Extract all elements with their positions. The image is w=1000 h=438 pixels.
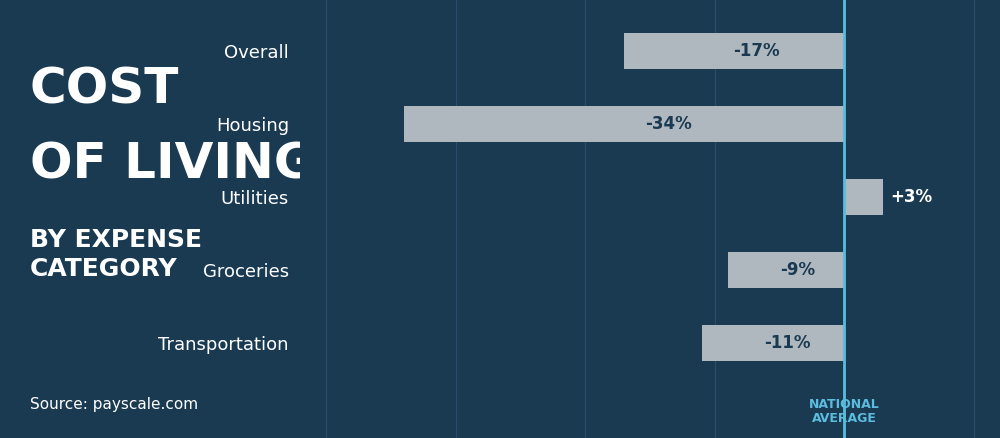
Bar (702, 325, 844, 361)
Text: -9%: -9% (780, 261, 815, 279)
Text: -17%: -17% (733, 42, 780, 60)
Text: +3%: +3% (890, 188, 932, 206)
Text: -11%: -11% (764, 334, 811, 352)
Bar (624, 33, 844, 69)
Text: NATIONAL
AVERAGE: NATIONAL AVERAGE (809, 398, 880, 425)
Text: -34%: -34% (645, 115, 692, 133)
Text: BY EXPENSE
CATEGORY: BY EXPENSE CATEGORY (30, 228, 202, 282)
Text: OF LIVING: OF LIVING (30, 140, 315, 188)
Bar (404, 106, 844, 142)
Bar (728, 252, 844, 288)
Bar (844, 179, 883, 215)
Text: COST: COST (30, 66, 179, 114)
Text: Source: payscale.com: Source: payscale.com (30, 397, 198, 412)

============

# What you have to do:
Edit the data above by replacing every "Bar" with "Rectangle", and reproduce all other lines unchanged. Leave out the pictures.

# Result for this exercise:
Extract all elements with their positions. The image is w=1000 h=438 pixels.
Rectangle (702, 325, 844, 361)
Text: -9%: -9% (780, 261, 815, 279)
Text: -17%: -17% (733, 42, 780, 60)
Text: +3%: +3% (890, 188, 932, 206)
Text: -11%: -11% (764, 334, 811, 352)
Rectangle (624, 33, 844, 69)
Text: NATIONAL
AVERAGE: NATIONAL AVERAGE (809, 398, 880, 425)
Text: -34%: -34% (645, 115, 692, 133)
Text: BY EXPENSE
CATEGORY: BY EXPENSE CATEGORY (30, 228, 202, 282)
Text: OF LIVING: OF LIVING (30, 140, 315, 188)
Rectangle (404, 106, 844, 142)
Rectangle (728, 252, 844, 288)
Rectangle (844, 179, 883, 215)
Text: COST: COST (30, 66, 179, 114)
Text: Source: payscale.com: Source: payscale.com (30, 397, 198, 412)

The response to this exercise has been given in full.